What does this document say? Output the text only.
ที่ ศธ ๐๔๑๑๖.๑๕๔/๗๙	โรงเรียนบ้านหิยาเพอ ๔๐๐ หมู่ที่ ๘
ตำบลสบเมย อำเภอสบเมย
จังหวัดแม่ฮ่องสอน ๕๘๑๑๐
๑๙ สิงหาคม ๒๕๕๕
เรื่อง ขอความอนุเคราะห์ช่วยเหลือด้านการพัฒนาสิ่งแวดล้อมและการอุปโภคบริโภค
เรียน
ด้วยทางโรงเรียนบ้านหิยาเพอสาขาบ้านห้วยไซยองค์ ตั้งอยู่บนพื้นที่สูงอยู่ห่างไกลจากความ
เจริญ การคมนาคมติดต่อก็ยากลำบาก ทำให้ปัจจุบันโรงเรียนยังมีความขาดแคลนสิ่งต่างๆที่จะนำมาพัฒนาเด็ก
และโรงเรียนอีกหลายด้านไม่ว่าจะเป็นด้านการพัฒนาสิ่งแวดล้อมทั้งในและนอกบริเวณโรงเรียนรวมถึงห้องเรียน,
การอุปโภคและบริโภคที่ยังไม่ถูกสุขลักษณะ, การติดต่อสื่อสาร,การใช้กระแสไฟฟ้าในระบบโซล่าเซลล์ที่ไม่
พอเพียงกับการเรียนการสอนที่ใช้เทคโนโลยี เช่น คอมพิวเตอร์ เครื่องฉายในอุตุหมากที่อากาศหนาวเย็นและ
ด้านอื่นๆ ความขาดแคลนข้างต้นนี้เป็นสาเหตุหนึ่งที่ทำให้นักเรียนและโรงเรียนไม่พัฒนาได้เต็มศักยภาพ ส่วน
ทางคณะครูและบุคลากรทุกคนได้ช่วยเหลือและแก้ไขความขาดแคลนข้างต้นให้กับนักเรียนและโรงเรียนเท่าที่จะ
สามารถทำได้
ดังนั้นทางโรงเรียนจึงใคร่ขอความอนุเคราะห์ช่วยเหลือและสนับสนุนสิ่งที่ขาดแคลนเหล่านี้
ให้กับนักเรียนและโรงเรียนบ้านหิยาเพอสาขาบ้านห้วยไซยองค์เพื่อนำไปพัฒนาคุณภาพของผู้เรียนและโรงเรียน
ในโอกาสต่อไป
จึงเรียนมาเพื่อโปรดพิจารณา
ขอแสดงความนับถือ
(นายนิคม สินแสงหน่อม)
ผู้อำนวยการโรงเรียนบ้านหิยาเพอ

— TASK TO COMPLETE —
Extract all of the data shown above without alteration.

— WRITTEN SOLUTION —
What does this document say? Output the text only.
ที่ ศธ ๐๔๑๑๖.๑๕๔/๗๙	โรงเรียนบ้านหิยาเพอ ๔๐๐ หมู่ที่ ๘
ตำบลสบเมย อำเภอสบเมย
จังหวัดแม่ฮ่องสอน ๕๘๑๑๐
๑๙ สิงหาคม ๒๕๕๕
เรื่อง ขอความอนุเคราะห์ช่วยเหลือด้านการพัฒนาสิ่งแวดล้อมและการอุปโภคบริโภค
เรียน
ด้วยทางโรงเรียนบ้านหิยาเพอสาขาบ้านห้วยไซยองค์ ตั้งอยู่บนพื้นที่สูงอยู่ห่างไกลจากความ
เจริญ การคมนาคมติดต่อก็ยากลำบาก ทำให้ปัจจุบันโรงเรียนยังมีความขาดแคลนสิ่งต่างๆที่จะนำมาพัฒนาเด็ก
และโรงเรียนอีกหลายด้านไม่ว่าจะเป็นด้านการพัฒนาสิ่งแวดล้อมทั้งในและนอกบริเวณโรงเรียนรวมถึงห้องเรียน,
การอุปโภคและบริโภคที่ยังไม่ถูกสุขลักษณะ, การติดต่อสื่อสาร,การใช้กระแสไฟฟ้าในระบบโซล่าเซลล์ที่ไม่
พอเพียงกับการเรียนการสอนที่ใช้เทคโนโลยี เช่น คอมพิวเตอร์ เครื่องฉายในอุตุหมากที่อากาศหนาวเย็นและ
ด้านอื่นๆ ความขาดแคลนข้างต้นนี้เป็นสาเหตุหนึ่งที่ทำให้นักเรียนและโรงเรียนไม่พัฒนาได้เต็มศักยภาพ ส่วน
ทางคณะครูและบุคลากรทุกคนได้ช่วยเหลือและแก้ไขความขาดแคลนข้างต้นให้กับนักเรียนและโรงเรียนเท่าที่จะ
สามารถทำได้
ดังนั้นทางโรงเรียนจึงใคร่ขอความอนุเคราะห์ช่วยเหลือและสนับสนุนสิ่งที่ขาดแคลนเหล่านี้
ให้กับนักเรียนและโรงเรียนบ้านหิยาเพอสาขาบ้านห้วยไซยองค์เพื่อนำไปพัฒนาคุณภาพของผู้เรียนและโรงเรียน
ในโอกาสต่อไป
จึงเรียนมาเพื่อโปรดพิจารณา
ขอแสดงความนับถือ
(นายนิคม สินแสงหน่อม)
ผู้อำนวยการโรงเรียนบ้านหิยาเพอ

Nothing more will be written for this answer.